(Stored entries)
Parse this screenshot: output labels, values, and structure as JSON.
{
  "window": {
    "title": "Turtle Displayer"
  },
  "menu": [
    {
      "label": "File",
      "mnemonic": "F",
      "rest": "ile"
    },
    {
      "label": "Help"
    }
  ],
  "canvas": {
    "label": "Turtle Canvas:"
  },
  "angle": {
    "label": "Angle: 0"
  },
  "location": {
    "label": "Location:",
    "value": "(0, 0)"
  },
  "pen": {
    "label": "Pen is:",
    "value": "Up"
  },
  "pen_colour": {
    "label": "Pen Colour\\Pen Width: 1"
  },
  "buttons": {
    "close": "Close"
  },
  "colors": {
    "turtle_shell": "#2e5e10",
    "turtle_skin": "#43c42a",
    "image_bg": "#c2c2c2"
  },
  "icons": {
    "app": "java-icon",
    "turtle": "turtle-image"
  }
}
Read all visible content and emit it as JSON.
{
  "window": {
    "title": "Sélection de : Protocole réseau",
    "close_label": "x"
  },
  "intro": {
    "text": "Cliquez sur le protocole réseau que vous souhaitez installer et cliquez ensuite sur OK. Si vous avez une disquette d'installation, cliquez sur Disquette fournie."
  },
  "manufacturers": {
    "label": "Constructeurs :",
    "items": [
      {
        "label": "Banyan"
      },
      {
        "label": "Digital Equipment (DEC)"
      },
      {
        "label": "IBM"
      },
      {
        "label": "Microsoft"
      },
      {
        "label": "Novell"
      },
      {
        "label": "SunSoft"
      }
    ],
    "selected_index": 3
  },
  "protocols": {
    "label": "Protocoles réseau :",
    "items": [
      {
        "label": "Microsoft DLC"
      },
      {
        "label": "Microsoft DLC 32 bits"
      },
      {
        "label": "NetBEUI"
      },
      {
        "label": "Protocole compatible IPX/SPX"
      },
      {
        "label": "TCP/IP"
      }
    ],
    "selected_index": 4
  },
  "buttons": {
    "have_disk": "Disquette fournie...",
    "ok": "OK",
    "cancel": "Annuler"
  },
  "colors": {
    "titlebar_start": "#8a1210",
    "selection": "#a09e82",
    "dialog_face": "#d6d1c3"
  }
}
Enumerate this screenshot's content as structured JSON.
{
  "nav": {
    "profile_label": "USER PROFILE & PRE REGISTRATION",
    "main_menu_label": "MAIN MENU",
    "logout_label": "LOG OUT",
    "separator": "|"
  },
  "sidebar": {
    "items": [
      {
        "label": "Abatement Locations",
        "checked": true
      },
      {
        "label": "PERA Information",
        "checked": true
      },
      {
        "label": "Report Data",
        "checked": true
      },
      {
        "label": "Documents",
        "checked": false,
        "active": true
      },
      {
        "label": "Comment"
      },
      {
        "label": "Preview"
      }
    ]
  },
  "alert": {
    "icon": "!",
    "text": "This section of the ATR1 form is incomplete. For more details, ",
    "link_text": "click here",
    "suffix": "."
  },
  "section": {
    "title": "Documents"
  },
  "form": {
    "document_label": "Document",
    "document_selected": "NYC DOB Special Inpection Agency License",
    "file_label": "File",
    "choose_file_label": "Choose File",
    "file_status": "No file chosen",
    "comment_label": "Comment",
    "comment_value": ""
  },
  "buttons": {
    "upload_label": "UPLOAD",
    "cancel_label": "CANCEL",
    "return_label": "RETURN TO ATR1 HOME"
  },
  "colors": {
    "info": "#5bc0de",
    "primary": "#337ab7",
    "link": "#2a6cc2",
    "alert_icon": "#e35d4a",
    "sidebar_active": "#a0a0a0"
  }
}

- **Aim**:
Write out the full set of records exactly as given.

- **Answer below**:
Parse this screenshot: output labels, values, and structure as JSON.
{
  "window": {
    "title": "Turtle Displayer"
  },
  "menu": [
    {
      "label": "File",
      "mnemonic": "F",
      "rest": "ile"
    },
    {
      "label": "Help"
    }
  ],
  "canvas": {
    "label": "Turtle Canvas:"
  },
  "angle": {
    "label": "Angle: 0"
  },
  "location": {
    "label": "Location:",
    "value": "(0, 0)"
  },
  "pen": {
    "label": "Pen is:",
    "value": "Up"
  },
  "pen_colour": {
    "label": "Pen Colour\\Pen Width: 1"
  },
  "buttons": {
    "close": "Close"
  },
  "colors": {
    "turtle_shell": "#2e5e10",
    "turtle_skin": "#43c42a",
    "image_bg": "#c2c2c2"
  },
  "icons": {
    "app": "java-icon",
    "turtle": "turtle-image"
  }
}
Read all visible content and emit it as JSON.
{
  "window": {
    "title": "Sélection de : Protocole réseau",
    "close_label": "x"
  },
  "intro": {
    "text": "Cliquez sur le protocole réseau que vous souhaitez installer et cliquez ensuite sur OK. Si vous avez une disquette d'installation, cliquez sur Disquette fournie."
  },
  "manufacturers": {
    "label": "Constructeurs :",
    "items": [
      {
        "label": "Banyan"
      },
      {
        "label": "Digital Equipment (DEC)"
      },
      {
        "label": "IBM"
      },
      {
        "label": "Microsoft"
      },
      {
        "label": "Novell"
      },
      {
        "label": "SunSoft"
      }
    ],
    "selected_index": 3
  },
  "protocols": {
    "label": "Protocoles réseau :",
    "items": [
      {
        "label": "Microsoft DLC"
      },
      {
        "label": "Microsoft DLC 32 bits"
      },
      {
        "label": "NetBEUI"
      },
      {
        "label": "Protocole compatible IPX/SPX"
      },
      {
        "label": "TCP/IP"
      }
    ],
    "selected_index": 4
  },
  "buttons": {
    "have_disk": "Disquette fournie...",
    "ok": "OK",
    "cancel": "Annuler"
  },
  "colors": {
    "titlebar_start": "#8a1210",
    "selection": "#a09e82",
    "dialog_face": "#d6d1c3"
  }
}
Enumerate this screenshot's content as structured JSON.
{
  "nav": {
    "profile_label": "USER PROFILE & PRE REGISTRATION",
    "main_menu_label": "MAIN MENU",
    "logout_label": "LOG OUT",
    "separator": "|"
  },
  "sidebar": {
    "items": [
      {
        "label": "Abatement Locations",
        "checked": true
      },
      {
        "label": "PERA Information",
        "checked": true
      },
      {
        "label": "Report Data",
        "checked": true
      },
      {
        "label": "Documents",
        "checked": false,
        "active": true
      },
      {
        "label": "Comment"
      },
      {
        "label": "Preview"
      }
    ]
  },
  "alert": {
    "icon": "!",
    "text": "This section of the ATR1 form is incomplete. For more details, ",
    "link_text": "click here",
    "suffix": "."
  },
  "section": {
    "title": "Documents"
  },
  "form": {
    "document_label": "Document",
    "document_selected": "NYC DOB Special Inpection Agency License",
    "file_label": "File",
    "choose_file_label": "Choose File",
    "file_status": "No file chosen",
    "comment_label": "Comment",
    "comment_value": ""
  },
  "buttons": {
    "upload_label": "UPLOAD",
    "cancel_label": "CANCEL",
    "return_label": "RETURN TO ATR1 HOME"
  },
  "colors": {
    "info": "#5bc0de",
    "primary": "#337ab7",
    "link": "#2a6cc2",
    "alert_icon": "#e35d4a",
    "sidebar_active": "#a0a0a0"
  }
}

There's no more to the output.